TASK TO CARRY OUT >>
Only lines holding the word "index" should be copied from the material.

--- EXCERPTED DATA ---

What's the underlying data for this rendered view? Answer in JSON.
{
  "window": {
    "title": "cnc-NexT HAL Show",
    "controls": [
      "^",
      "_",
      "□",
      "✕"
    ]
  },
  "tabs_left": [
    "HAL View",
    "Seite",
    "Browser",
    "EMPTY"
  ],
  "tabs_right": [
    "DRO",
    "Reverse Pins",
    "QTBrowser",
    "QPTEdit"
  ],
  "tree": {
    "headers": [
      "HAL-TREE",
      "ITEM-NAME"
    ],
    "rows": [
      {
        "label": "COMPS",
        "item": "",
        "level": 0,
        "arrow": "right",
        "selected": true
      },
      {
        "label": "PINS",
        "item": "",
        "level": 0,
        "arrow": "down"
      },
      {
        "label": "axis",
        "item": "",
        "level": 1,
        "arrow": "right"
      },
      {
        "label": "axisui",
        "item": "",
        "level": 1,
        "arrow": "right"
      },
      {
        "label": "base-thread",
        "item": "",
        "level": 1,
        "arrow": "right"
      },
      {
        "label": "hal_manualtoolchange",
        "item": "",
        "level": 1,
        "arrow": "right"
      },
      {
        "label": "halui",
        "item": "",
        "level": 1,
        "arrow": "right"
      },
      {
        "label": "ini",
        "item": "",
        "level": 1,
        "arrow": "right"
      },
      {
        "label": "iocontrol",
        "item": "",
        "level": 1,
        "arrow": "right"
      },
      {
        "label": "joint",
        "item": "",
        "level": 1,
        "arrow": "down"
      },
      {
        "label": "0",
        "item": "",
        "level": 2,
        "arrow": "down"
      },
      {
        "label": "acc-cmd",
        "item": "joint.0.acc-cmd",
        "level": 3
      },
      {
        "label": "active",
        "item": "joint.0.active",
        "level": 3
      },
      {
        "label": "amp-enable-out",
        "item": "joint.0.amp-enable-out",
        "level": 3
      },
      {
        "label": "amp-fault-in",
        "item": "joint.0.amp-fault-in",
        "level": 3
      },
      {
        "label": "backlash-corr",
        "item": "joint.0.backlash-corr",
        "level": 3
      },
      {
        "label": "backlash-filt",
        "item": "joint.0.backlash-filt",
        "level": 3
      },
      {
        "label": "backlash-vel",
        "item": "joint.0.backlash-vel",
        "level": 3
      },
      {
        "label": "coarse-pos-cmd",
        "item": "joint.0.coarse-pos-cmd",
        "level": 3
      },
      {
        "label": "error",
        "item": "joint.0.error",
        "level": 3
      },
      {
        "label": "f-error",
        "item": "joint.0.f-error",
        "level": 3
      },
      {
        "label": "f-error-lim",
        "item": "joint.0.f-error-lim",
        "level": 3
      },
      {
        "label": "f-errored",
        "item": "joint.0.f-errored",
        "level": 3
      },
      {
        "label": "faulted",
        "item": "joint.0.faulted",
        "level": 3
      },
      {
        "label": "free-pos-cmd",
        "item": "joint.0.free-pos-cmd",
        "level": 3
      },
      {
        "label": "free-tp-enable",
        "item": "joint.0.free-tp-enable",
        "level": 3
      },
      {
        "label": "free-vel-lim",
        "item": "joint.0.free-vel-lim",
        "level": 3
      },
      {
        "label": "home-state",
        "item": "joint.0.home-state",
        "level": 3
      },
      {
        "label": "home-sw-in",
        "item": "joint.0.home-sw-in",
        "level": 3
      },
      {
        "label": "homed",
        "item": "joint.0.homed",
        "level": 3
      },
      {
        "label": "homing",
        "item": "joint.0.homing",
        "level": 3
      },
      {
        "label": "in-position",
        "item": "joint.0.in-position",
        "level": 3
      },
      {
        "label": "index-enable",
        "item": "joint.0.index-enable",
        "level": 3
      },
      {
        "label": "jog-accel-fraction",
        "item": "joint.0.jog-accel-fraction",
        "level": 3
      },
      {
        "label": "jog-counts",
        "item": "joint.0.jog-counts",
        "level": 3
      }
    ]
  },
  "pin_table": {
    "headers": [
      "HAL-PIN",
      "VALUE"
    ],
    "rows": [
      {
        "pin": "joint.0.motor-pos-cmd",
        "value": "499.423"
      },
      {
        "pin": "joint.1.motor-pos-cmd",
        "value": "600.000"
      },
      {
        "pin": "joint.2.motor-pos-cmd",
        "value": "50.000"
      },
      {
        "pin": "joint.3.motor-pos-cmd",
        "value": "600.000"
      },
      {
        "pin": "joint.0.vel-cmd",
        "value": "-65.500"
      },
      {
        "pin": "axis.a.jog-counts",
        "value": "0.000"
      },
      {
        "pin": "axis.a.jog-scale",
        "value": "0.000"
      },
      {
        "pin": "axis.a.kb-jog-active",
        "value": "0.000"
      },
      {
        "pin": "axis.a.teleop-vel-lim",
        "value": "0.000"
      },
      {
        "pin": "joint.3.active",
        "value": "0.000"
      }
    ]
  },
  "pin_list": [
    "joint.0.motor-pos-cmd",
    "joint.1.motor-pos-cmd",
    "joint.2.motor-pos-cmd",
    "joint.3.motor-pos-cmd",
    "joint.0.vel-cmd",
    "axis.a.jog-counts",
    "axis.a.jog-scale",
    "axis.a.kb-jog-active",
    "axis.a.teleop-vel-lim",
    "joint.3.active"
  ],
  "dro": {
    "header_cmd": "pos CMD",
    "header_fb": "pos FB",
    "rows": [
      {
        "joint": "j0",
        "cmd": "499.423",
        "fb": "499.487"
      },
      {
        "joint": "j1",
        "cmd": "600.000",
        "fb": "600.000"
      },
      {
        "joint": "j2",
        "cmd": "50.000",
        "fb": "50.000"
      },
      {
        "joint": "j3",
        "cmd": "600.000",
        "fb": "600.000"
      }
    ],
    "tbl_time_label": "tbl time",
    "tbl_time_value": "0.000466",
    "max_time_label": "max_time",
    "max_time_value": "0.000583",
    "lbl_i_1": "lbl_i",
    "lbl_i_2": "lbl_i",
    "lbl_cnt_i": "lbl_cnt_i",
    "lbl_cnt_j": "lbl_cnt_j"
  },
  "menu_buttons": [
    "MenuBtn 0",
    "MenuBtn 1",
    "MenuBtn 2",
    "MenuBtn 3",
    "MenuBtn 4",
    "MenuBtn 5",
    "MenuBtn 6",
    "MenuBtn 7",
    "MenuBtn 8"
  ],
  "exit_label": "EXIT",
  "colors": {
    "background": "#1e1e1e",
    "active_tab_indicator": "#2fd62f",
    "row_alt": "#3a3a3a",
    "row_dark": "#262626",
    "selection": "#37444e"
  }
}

---

RESPONSE TO THE TASK >>
        "label": "index-enable",
        "item": "joint.0.index-enable",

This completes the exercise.